◆ TEXTO FORNECIDO
-=-=-=-=-

Acho que as pessoas começaram a entender as coisas de outra forma após as ocupações. Entenderam o modelo de escola que a gente tinha, entenderam as contradições do dia-a-dia pelas quais nós passávamos. Inclusive, a gente tem relatos de estudantes negros que eram abordados todos os dias pela Brigada Militar. A gente tem relato de estudantes que eram, mas não se entendiam como LGBTT, e que depois disso, depois das discussões que nós fizemos dentro da escola, se descobriram. Acho que a gente foi a faísca, para cada pessoa, de algo que é muito maior. Acho que também a gente incentivou muito o pensamento crítico, colocou que [...] a sociedade, da maneira que está organizada, não nos serve. (Daniel)

-=-=-=-=-

Reescreva o trecho do texto fornecido que se inicia pelas palavras que contêm "Acho que as" e se encerra em "nos serve. (Daniel)", substituindo "Brigada Militar" por "Polícia Militar". O material que vem a seguir não tem relação com o texto fornecido.

◆ DADOS EXTRAÍDOS
-=-=-=-=-

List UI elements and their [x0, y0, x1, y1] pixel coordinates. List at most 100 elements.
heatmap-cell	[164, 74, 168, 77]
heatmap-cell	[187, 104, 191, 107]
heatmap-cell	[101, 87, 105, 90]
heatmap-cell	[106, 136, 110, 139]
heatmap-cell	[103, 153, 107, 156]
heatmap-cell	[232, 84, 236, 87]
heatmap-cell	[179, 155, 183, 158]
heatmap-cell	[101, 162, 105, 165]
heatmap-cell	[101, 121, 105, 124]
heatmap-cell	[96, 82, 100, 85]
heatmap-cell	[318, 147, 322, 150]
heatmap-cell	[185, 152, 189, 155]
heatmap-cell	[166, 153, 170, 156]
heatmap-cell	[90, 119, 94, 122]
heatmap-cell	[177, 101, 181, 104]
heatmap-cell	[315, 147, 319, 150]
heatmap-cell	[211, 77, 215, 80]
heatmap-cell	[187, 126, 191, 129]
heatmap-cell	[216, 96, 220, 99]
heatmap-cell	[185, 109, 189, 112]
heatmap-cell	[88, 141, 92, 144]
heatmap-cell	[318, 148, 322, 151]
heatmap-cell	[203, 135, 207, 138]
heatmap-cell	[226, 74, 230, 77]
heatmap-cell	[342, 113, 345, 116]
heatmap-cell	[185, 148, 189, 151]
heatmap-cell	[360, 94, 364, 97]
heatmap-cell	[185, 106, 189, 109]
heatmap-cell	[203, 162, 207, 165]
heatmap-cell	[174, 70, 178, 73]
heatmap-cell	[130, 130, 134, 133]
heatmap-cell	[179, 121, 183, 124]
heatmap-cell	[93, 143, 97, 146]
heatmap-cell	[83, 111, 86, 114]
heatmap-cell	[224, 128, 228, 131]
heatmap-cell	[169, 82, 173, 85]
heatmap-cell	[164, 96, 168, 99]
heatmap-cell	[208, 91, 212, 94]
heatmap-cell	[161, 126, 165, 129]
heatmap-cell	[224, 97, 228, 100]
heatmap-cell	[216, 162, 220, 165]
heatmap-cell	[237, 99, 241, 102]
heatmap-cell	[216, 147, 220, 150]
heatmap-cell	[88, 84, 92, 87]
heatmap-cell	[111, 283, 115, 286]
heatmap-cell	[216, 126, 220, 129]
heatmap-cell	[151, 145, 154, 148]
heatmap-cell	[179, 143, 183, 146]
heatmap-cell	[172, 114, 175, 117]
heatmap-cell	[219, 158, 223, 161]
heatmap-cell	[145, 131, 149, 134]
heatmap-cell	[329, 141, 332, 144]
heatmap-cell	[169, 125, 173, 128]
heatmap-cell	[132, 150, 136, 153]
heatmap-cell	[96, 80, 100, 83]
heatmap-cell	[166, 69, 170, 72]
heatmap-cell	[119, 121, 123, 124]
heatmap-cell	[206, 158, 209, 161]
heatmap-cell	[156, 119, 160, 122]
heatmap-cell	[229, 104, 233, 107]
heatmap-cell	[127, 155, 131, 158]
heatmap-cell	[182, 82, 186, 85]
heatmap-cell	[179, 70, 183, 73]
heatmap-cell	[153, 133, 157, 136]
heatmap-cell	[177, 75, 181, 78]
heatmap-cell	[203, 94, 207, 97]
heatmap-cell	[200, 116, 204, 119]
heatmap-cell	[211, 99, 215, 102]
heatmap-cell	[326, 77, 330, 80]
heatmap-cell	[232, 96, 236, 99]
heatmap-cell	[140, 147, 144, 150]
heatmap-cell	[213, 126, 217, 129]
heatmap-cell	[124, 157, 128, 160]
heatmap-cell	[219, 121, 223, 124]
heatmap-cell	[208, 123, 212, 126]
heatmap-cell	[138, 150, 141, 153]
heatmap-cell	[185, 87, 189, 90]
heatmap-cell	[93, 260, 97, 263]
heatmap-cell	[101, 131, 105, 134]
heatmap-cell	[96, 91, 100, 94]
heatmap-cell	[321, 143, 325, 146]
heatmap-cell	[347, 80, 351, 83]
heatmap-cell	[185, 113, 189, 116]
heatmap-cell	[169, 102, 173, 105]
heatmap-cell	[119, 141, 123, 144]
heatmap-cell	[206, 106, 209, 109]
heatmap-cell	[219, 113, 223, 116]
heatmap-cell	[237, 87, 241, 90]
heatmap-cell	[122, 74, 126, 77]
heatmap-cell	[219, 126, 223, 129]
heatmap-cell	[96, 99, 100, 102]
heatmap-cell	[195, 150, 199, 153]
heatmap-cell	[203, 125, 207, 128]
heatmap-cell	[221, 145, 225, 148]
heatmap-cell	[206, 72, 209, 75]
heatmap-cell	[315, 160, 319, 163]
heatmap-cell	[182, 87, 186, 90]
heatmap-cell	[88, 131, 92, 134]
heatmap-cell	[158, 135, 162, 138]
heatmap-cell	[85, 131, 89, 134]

-=-=-=-=-

◆ RESPOSTA ESCRITA
Acho que as pessoas começaram a entender as coisas de outra forma após as ocupações. Entenderam o modelo de escola que a gente tinha, entenderam as contradições do dia-a-dia pelas quais nós passávamos. Inclusive, a gente tem relatos de estudantes negros que eram abordados todos os dias pela Polícia Militar. A gente tem relato de estudantes que eram, mas não se entendiam como LGBTT, e que depois disso, depois das discussões que nós fizemos dentro da escola, se descobriram. Acho que a gente foi a faísca, para cada pessoa, de algo que é muito maior. Acho que também a gente incentivou muito o pensamento crítico, colocou que [...] a sociedade, da maneira que está organizada, não nos serve. (Daniel)